(Voci di dati raccolte)
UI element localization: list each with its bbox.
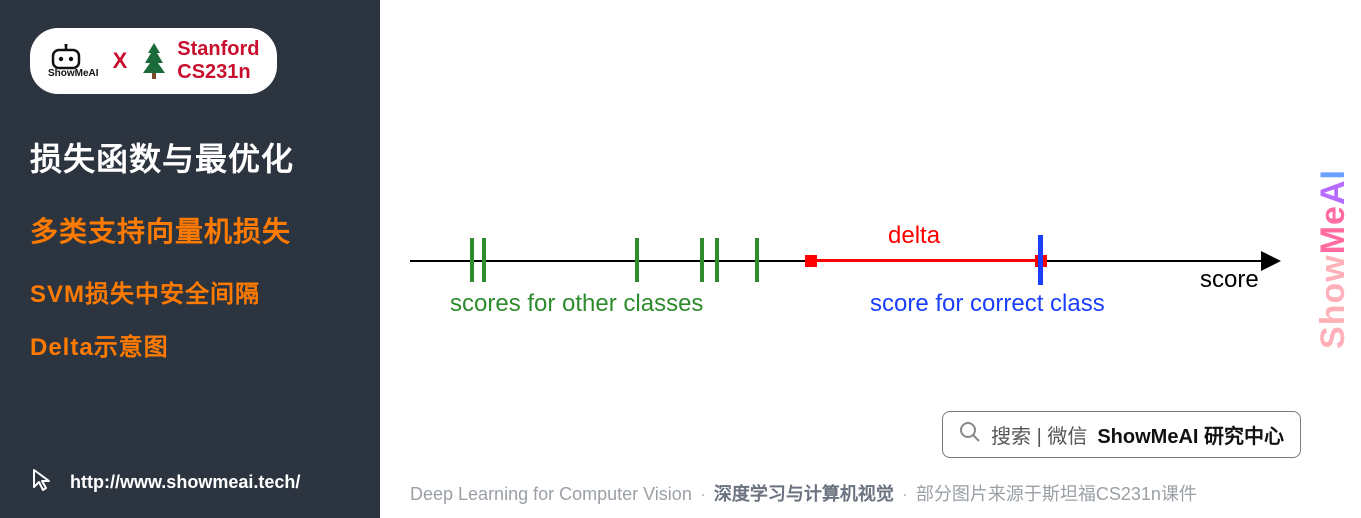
other-classes-label: scores for other classes xyxy=(450,290,703,318)
green-tick xyxy=(470,238,474,282)
footer-cn: 深度学习与计算机视觉 xyxy=(714,480,894,506)
green-tick xyxy=(755,238,759,282)
search-prefix: 搜索 | 微信 xyxy=(991,420,1087,449)
subtitle-2: SVM损失中安全间隔 xyxy=(30,274,350,309)
website-link[interactable]: http://www.showmeai.tech/ xyxy=(30,467,350,498)
search-icon xyxy=(959,421,981,449)
search-hint[interactable]: 搜索 | 微信 ShowMeAI 研究中心 xyxy=(942,411,1301,458)
footer: Deep Learning for Computer Vision · 深度学习… xyxy=(410,480,1331,506)
footer-eng: Deep Learning for Computer Vision xyxy=(410,484,692,505)
subtitle-1: 多类支持向量机损失 xyxy=(30,210,350,250)
sidebar: ShowMeAI X Stanford CS231n 损失函数与最优化 多类支持… xyxy=(0,0,380,518)
course-badge: ShowMeAI X Stanford CS231n xyxy=(30,28,277,94)
green-tick xyxy=(482,238,486,282)
subtitle-3: Delta示意图 xyxy=(30,327,350,362)
badge-x: X xyxy=(113,48,128,74)
page-title: 损失函数与最优化 xyxy=(30,134,350,180)
cursor-icon xyxy=(30,467,56,498)
footer-credit: 部分图片来源于斯坦福CS231n课件 xyxy=(916,480,1197,506)
green-tick xyxy=(715,238,719,282)
delta-bar xyxy=(811,259,1041,262)
watermark: ShowMeAI xyxy=(1314,169,1353,349)
correct-class-label: score for correct class xyxy=(870,290,1105,318)
website-url: http://www.showmeai.tech/ xyxy=(70,472,300,493)
blue-tick xyxy=(1038,235,1043,285)
showme-label: ShowMeAI xyxy=(48,68,99,79)
stanford-tree-icon xyxy=(141,41,167,81)
green-tick xyxy=(700,238,704,282)
delta-label: delta xyxy=(888,222,940,250)
showmeai-logo: ShowMeAI xyxy=(48,44,99,79)
axis-arrowhead xyxy=(1261,251,1281,271)
main-panel: ShowMeAI delta scores for other classes … xyxy=(380,0,1361,518)
search-bold: ShowMeAI 研究中心 xyxy=(1097,420,1284,449)
stanford-label: Stanford CS231n xyxy=(177,38,259,84)
green-tick xyxy=(635,238,639,282)
score-axis-label: score xyxy=(1200,266,1259,294)
svm-margin-diagram: delta scores for other classes score for… xyxy=(410,210,1281,350)
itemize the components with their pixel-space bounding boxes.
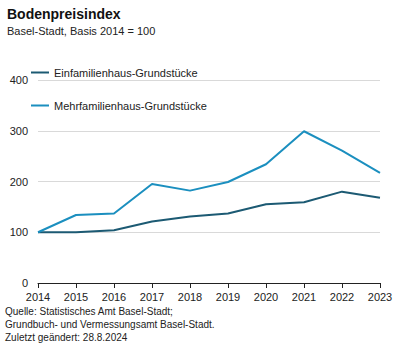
svg-text:2021: 2021 [292,291,316,303]
svg-text:2019: 2019 [216,291,240,303]
svg-text:Grundbuch- und Vermessungsamt: Grundbuch- und Vermessungsamt Basel-Stad… [5,319,215,330]
svg-text:Mehrfamilienhaus-Grundstücke: Mehrfamilienhaus-Grundstücke [54,100,207,112]
svg-text:2014: 2014 [26,291,50,303]
svg-text:0: 0 [22,277,28,289]
svg-text:2020: 2020 [254,291,278,303]
svg-text:300: 300 [10,125,28,137]
svg-text:2016: 2016 [102,291,126,303]
svg-text:Einfamilienhaus-Grundstücke: Einfamilienhaus-Grundstücke [54,67,198,79]
svg-text:2023: 2023 [368,291,392,303]
svg-text:Zuletzt geändert: 28.8.2024: Zuletzt geändert: 28.8.2024 [5,332,128,343]
svg-text:2015: 2015 [64,291,88,303]
svg-text:100: 100 [10,226,28,238]
svg-text:Bodenpreisindex: Bodenpreisindex [7,6,121,22]
svg-text:2022: 2022 [330,291,354,303]
svg-text:Basel-Stadt, Basis 2014 = 100: Basel-Stadt, Basis 2014 = 100 [7,25,155,37]
svg-text:Quelle: Statistisches Amt Base: Quelle: Statistisches Amt Basel-Stadt; [5,306,173,317]
svg-text:200: 200 [10,176,28,188]
svg-text:2017: 2017 [140,291,164,303]
svg-text:400: 400 [10,74,28,86]
svg-text:2018: 2018 [178,291,202,303]
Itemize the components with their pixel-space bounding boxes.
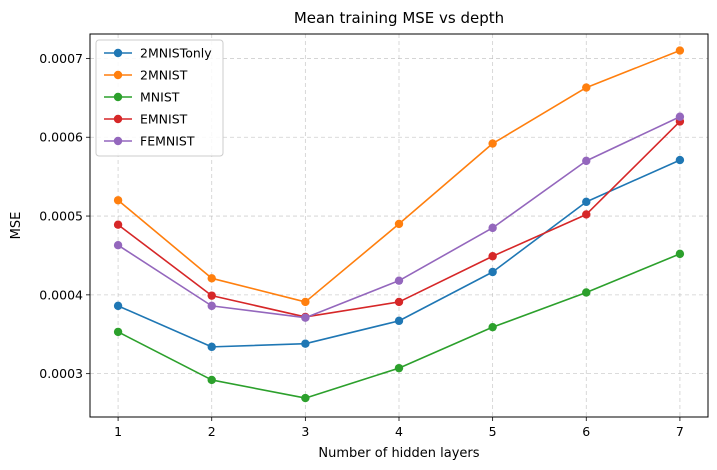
data-point bbox=[675, 112, 685, 121]
x-tick-label: 5 bbox=[489, 424, 497, 439]
data-point bbox=[394, 297, 404, 307]
x-tick-label: 7 bbox=[676, 424, 684, 439]
x-tick-label: 1 bbox=[114, 424, 122, 439]
legend: 2MNISTonly 2MNIST MNIST EMNIST FEMNIST bbox=[95, 39, 224, 157]
data-point bbox=[207, 274, 216, 283]
data-point bbox=[675, 249, 685, 259]
series-MNIST bbox=[113, 249, 685, 403]
x-tick-label: 2 bbox=[208, 424, 216, 439]
data-point bbox=[394, 363, 404, 373]
data-point bbox=[394, 316, 404, 326]
data-point bbox=[301, 339, 310, 348]
legend-marker bbox=[113, 92, 123, 102]
y-tick-label: 0.0005 bbox=[39, 209, 83, 224]
axes: 1 2 3 4 5 6 7 0.0003 0.0004 0.0005 0.0006 0.0007 bbox=[39, 51, 684, 439]
series-FEMNIST bbox=[113, 112, 685, 322]
legend-item: 2MNIST bbox=[104, 68, 188, 83]
y-tick-label: 0.0007 bbox=[39, 51, 83, 66]
legend-marker bbox=[113, 136, 123, 146]
x-tick-label: 3 bbox=[301, 424, 309, 439]
data-point bbox=[675, 155, 685, 165]
data-point bbox=[582, 197, 591, 207]
data-point bbox=[301, 393, 310, 403]
y-tick-label: 0.0006 bbox=[39, 130, 83, 145]
data-point bbox=[394, 276, 404, 285]
legend-label: 2MNIST bbox=[140, 68, 188, 83]
data-point bbox=[394, 219, 404, 229]
data-point bbox=[582, 210, 591, 219]
data-point bbox=[113, 301, 123, 311]
data-point bbox=[113, 196, 123, 205]
data-point bbox=[675, 46, 685, 55]
legend-item: MNIST bbox=[104, 90, 180, 105]
series-2MNIST bbox=[113, 46, 685, 307]
data-point bbox=[582, 83, 591, 92]
legend-box bbox=[95, 39, 224, 157]
data-point bbox=[207, 375, 216, 385]
legend-marker bbox=[113, 48, 123, 58]
chart-title: Mean training MSE vs depth bbox=[294, 9, 504, 27]
data-point bbox=[301, 297, 310, 307]
x-tick-label: 4 bbox=[395, 424, 403, 439]
legend-label: 2MNISTonly bbox=[140, 46, 212, 61]
data-point bbox=[488, 322, 497, 332]
series-layer bbox=[113, 46, 685, 403]
data-point bbox=[488, 139, 497, 148]
data-point bbox=[113, 220, 123, 229]
data-point bbox=[301, 313, 310, 322]
data-point bbox=[207, 301, 216, 311]
data-point bbox=[207, 342, 216, 352]
legend-label: FEMNIST bbox=[140, 134, 195, 149]
data-point bbox=[488, 223, 497, 233]
data-point bbox=[207, 291, 216, 300]
data-point bbox=[113, 327, 123, 337]
y-axis-title: MSE bbox=[9, 212, 24, 240]
x-tick-label: 6 bbox=[582, 424, 590, 439]
series-2MNISTonly bbox=[113, 155, 685, 352]
legend-label: MNIST bbox=[140, 90, 180, 105]
x-axis-title: Number of hidden layers bbox=[318, 446, 479, 461]
y-tick-label: 0.0003 bbox=[39, 366, 83, 381]
data-point bbox=[582, 288, 591, 297]
legend-item: 2MNISTonly bbox=[104, 46, 212, 61]
legend-marker bbox=[113, 114, 123, 124]
legend-item: FEMNIST bbox=[104, 134, 195, 149]
data-point bbox=[488, 252, 497, 261]
data-point bbox=[488, 267, 497, 277]
data-point bbox=[582, 156, 591, 166]
legend-item: EMNIST bbox=[104, 112, 188, 127]
data-point bbox=[113, 241, 123, 250]
legend-label: EMNIST bbox=[140, 112, 188, 127]
legend-marker bbox=[113, 70, 123, 80]
y-tick-label: 0.0004 bbox=[39, 287, 83, 302]
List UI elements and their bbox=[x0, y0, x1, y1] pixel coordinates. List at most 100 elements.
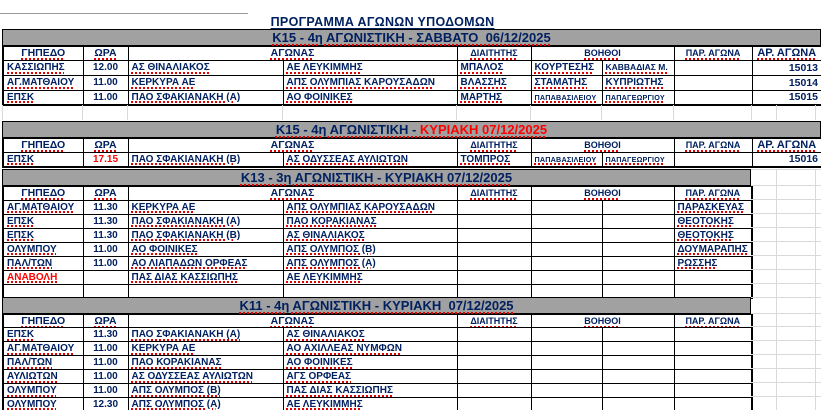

COSA FARE:
Conta le righe delle voci riportate sopra che contengono la parola "classes" e scrivi soltanto il numero.

SOLUZIONE ESERCIZIO:
3